• RECORDS FOR PROCESSING:
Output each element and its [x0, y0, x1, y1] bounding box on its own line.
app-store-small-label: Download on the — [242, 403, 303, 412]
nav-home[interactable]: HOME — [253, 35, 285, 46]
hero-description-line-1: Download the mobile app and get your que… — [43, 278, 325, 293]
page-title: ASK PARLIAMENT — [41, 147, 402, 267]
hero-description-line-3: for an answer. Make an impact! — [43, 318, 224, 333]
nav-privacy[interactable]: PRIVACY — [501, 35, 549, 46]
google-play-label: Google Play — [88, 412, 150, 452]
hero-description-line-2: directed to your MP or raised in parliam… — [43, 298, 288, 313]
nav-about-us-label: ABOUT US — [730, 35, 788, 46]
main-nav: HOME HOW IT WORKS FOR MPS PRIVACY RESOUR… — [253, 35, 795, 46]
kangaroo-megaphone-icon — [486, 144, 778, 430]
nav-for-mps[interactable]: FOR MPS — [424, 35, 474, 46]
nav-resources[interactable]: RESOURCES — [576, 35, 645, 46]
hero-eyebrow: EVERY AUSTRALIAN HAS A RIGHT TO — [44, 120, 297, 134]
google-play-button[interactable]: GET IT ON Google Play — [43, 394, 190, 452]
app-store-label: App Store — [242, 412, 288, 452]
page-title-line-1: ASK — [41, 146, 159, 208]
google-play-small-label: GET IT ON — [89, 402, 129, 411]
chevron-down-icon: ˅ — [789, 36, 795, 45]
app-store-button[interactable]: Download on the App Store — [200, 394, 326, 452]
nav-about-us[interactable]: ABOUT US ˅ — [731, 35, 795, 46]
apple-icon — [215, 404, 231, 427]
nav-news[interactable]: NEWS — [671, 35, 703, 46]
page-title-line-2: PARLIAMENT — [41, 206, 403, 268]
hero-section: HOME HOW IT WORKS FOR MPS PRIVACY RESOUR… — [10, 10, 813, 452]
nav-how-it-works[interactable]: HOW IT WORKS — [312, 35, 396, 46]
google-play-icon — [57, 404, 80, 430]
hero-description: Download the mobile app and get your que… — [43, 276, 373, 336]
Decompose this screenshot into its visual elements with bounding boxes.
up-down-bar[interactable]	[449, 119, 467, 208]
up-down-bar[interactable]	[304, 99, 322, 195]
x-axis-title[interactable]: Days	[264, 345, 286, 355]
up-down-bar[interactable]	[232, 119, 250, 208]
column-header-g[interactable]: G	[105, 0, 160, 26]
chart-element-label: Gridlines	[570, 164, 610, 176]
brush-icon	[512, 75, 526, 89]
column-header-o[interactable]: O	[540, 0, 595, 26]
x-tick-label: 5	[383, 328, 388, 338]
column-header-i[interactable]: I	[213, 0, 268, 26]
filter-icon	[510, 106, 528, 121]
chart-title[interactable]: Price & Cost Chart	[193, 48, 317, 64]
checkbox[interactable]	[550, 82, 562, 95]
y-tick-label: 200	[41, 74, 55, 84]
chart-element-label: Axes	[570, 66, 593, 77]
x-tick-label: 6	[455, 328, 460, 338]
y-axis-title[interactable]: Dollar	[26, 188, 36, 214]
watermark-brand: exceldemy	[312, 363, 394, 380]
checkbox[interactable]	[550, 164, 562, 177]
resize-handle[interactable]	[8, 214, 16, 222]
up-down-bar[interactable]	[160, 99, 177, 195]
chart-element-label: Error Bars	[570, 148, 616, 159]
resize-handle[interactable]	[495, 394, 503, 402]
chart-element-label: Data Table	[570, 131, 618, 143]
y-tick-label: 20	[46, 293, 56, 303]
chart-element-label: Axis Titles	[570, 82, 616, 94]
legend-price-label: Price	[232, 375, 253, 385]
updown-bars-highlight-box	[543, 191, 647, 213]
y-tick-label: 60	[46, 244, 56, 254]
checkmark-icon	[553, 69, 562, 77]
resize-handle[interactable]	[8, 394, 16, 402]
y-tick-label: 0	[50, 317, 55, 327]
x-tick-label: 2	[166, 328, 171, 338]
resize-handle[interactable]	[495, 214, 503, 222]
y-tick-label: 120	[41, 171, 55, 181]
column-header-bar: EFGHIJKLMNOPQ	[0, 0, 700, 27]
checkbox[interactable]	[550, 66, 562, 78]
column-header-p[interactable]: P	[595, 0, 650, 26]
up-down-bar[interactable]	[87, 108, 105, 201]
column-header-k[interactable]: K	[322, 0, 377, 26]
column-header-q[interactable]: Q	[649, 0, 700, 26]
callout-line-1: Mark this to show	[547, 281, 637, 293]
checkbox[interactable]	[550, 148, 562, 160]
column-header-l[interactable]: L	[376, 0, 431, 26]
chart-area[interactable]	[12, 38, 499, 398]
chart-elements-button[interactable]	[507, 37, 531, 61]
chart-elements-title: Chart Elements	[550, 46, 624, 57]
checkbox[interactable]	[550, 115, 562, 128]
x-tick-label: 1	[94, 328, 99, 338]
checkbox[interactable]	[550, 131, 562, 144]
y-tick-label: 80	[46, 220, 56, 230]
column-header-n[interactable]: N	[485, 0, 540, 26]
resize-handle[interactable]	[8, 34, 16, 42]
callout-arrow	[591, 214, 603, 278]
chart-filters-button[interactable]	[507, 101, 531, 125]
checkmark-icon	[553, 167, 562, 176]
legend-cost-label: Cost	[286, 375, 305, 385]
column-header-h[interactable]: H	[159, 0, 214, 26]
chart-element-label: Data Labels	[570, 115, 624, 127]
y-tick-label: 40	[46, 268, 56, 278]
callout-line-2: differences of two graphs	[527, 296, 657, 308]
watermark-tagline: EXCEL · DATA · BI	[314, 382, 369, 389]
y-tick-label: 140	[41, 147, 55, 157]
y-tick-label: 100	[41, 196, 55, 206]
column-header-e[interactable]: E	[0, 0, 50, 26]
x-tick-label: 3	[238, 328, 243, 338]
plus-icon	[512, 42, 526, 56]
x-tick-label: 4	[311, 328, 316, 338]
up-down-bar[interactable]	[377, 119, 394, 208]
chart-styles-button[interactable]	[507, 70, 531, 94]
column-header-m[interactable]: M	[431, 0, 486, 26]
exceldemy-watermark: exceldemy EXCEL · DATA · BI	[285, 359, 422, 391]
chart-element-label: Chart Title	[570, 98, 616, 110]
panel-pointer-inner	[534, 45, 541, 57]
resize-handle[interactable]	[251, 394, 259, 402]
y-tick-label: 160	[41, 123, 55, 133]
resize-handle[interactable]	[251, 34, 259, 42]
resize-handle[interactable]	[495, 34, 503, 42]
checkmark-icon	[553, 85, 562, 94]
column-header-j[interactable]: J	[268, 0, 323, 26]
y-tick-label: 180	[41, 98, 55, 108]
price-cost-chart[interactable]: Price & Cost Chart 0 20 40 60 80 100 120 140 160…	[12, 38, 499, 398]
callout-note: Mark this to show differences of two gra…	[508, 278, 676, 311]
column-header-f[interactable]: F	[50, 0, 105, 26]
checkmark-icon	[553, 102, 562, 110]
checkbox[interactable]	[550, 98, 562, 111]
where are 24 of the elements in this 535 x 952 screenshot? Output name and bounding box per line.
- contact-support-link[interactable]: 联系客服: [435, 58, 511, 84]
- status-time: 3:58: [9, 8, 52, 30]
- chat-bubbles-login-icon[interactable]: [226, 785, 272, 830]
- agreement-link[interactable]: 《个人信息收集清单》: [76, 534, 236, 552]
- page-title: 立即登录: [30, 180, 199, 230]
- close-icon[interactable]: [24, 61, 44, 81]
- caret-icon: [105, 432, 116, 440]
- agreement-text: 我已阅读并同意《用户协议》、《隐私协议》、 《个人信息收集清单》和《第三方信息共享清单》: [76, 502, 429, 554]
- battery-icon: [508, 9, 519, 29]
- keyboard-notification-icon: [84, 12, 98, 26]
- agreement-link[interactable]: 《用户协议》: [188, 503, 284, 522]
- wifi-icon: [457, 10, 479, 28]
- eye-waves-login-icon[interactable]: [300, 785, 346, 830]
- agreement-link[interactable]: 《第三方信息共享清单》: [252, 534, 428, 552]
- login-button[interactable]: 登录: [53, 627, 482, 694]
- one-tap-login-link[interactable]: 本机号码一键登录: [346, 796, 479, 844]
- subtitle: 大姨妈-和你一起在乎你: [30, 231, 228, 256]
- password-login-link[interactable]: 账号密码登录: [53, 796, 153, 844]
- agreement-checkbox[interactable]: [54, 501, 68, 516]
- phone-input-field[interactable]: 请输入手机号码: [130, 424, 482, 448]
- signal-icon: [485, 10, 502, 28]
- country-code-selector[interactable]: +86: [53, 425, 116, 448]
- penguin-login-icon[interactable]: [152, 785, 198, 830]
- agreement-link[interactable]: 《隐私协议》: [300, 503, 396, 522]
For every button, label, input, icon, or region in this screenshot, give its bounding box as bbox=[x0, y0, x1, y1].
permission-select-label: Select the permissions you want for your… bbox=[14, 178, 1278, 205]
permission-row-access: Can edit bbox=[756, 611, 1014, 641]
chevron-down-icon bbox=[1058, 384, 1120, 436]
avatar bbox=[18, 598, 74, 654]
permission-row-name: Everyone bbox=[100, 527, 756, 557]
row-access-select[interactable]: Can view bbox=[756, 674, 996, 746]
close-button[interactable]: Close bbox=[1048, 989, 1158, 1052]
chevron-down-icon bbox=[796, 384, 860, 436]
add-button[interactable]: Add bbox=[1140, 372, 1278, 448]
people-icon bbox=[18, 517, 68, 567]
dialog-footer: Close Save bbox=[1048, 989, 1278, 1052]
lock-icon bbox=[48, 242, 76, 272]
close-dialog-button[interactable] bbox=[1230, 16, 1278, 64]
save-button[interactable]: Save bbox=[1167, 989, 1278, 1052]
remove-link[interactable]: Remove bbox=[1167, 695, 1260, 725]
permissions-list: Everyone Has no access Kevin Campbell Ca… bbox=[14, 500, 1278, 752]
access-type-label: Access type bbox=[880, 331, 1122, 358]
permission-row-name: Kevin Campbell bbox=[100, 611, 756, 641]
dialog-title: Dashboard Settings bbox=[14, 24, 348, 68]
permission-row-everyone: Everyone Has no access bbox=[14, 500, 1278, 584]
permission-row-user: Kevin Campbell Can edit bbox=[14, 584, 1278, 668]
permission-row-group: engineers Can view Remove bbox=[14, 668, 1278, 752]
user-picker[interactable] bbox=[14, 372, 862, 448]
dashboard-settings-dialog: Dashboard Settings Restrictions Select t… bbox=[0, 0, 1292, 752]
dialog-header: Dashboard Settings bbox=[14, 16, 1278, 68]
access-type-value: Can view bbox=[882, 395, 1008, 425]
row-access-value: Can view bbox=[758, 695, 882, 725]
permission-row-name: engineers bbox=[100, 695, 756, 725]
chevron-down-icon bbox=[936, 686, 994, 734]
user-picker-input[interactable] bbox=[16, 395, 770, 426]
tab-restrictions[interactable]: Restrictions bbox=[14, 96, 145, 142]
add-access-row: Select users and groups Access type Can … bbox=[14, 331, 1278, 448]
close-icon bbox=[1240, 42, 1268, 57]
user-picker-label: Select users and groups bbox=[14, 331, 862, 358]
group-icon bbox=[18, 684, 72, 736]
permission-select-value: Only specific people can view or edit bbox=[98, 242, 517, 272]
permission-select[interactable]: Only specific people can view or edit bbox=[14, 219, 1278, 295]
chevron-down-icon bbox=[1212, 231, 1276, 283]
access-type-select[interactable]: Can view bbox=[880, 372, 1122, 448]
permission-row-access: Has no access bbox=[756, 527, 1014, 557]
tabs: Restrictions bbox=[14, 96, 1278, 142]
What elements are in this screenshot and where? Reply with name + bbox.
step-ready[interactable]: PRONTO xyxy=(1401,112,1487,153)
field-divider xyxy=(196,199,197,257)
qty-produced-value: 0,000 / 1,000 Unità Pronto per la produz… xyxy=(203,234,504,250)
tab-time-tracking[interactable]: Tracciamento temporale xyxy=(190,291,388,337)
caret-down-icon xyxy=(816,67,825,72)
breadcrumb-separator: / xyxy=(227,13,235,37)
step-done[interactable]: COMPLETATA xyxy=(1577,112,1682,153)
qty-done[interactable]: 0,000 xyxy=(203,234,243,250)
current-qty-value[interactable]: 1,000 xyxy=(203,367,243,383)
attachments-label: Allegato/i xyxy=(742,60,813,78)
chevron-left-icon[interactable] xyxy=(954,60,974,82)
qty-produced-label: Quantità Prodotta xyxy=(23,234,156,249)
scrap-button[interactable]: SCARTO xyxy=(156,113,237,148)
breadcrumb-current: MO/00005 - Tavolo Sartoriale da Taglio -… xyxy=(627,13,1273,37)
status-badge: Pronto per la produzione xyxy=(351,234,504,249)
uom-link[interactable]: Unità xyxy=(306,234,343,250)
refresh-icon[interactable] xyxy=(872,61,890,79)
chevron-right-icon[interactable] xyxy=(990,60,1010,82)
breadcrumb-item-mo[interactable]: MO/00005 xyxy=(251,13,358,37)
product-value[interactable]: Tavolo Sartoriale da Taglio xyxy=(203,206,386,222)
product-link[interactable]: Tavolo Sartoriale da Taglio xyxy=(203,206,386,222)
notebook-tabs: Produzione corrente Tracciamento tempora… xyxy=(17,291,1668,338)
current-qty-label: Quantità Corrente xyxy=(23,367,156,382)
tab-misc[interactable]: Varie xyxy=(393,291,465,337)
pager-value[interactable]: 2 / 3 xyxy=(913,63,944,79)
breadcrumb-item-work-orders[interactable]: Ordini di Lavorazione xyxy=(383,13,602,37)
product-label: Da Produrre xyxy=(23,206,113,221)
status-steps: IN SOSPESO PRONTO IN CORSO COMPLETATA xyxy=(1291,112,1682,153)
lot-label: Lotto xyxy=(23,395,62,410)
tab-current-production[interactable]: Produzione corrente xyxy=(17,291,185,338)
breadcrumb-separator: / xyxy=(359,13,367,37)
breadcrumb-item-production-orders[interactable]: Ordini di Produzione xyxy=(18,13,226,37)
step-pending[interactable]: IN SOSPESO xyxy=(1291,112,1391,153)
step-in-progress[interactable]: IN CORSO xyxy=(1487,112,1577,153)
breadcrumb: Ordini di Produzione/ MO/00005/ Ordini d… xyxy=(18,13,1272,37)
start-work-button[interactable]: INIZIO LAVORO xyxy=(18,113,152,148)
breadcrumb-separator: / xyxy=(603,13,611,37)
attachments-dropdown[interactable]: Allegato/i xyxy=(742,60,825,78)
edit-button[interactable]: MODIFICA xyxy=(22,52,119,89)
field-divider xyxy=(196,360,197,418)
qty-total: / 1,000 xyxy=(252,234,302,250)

• WHAT TO WORK ON: Write out the listing starting with its first line and going on through the line that contains "hero-description-line-3: for an", and give only those lines.

• OUTPUT BELOW:
Output each element and its [x0, y0, x1, y1] bounding box on its own line.
app-store-small-label: Download on the — [242, 403, 303, 412]
nav-home[interactable]: HOME — [253, 35, 285, 46]
hero-description-line-1: Download the mobile app and get your que… — [43, 278, 325, 293]
page-title: ASK PARLIAMENT — [41, 147, 402, 267]
hero-description-line-3: for an answer. Make an impact! — [43, 318, 224, 333]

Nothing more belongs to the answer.